* [SUPPLIED INFORMATION]:
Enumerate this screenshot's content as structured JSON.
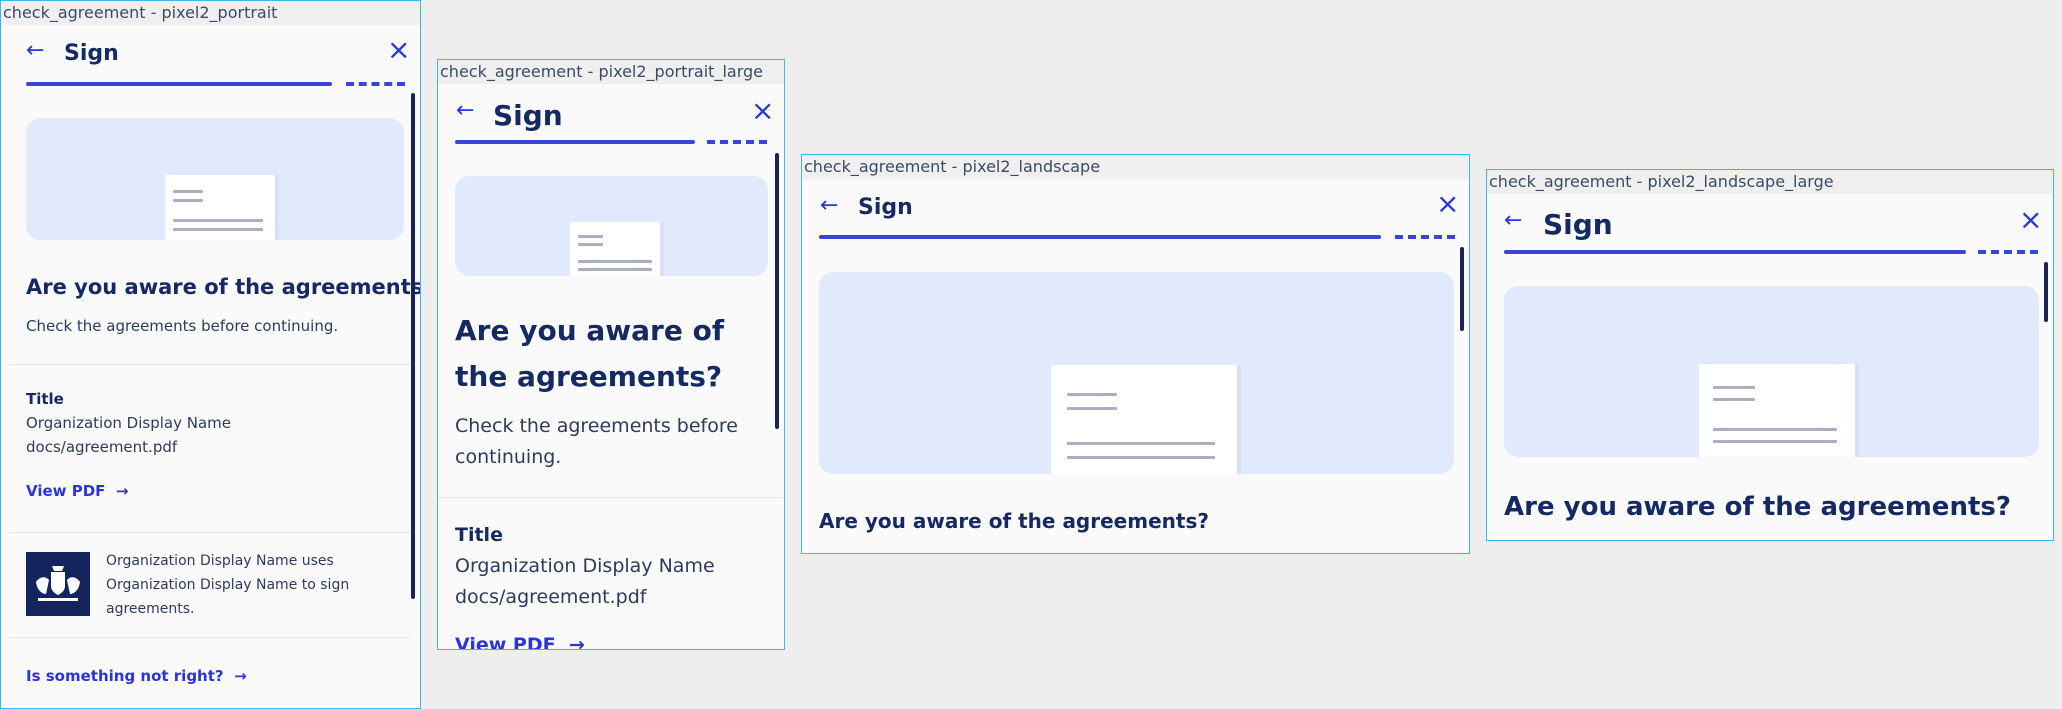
{
  "frames": [
    {
      "label": "check_agreement - pixel2_portrait"
    },
    {
      "label": "check_agreement - pixel2_portrait_large"
    },
    {
      "label": "check_agreement - pixel2_landscape"
    },
    {
      "label": "check_agreement - pixel2_landscape_large"
    }
  ],
  "screen": {
    "back_icon": "←",
    "close_icon": "×",
    "title": "Sign",
    "heading": "Are you aware of the agreements?",
    "subtitle": "Check the agreements before continuing.",
    "doc_title_label": "Title",
    "organization": "Organization Display Name",
    "file": "docs/agreement.pdf",
    "view_pdf": "View PDF",
    "arrow": "→",
    "usage_text": "Organization Display Name uses Organization Display Name to sign agreements.",
    "problem_link": "Is something not right?",
    "logo_icon": "coat-of-arms"
  },
  "colors": {
    "accent": "#3b44d8",
    "text": "#152a62",
    "illustration": "#e1e9fd",
    "logo": "#14245c",
    "frame_border": "#3bb6e6"
  }
}
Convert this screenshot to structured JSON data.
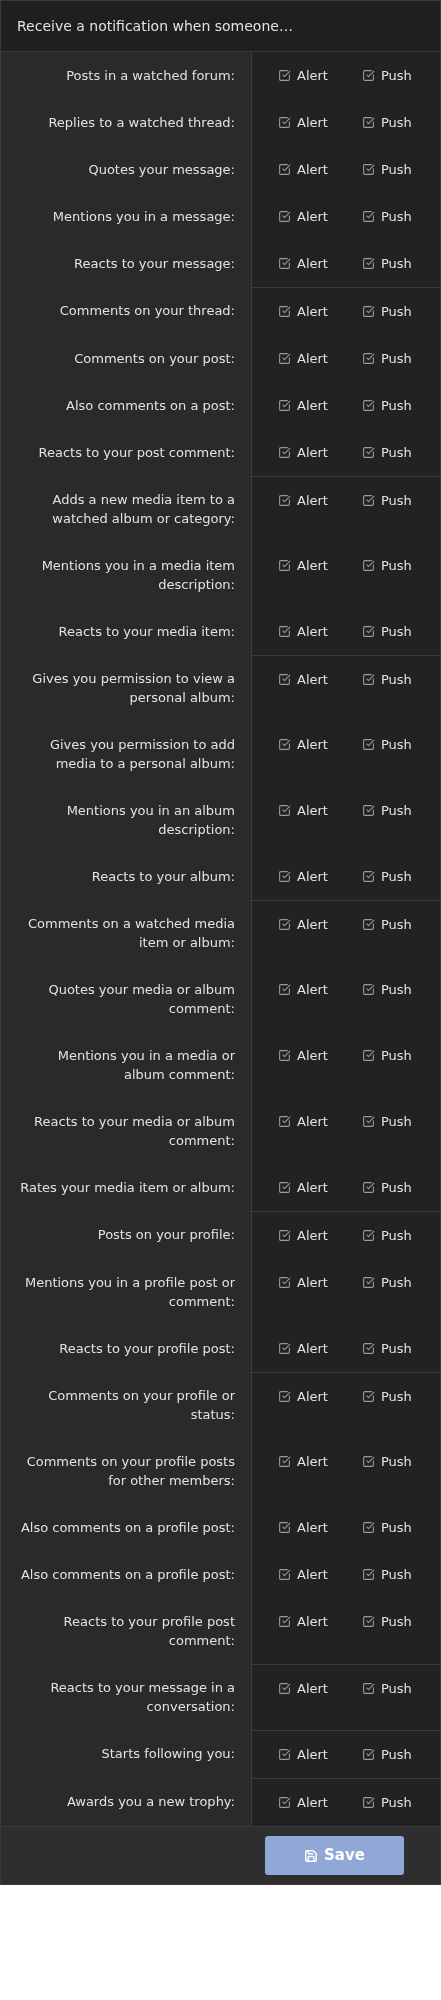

* [WHAT TO WORK ON]:
Search the entries for the word "this", then gather every line that has it.

* [WRITTEN ANSWER]:
Enumerate this screenshot's content as structured JSON.
Convert this screenshot to structured JSON data.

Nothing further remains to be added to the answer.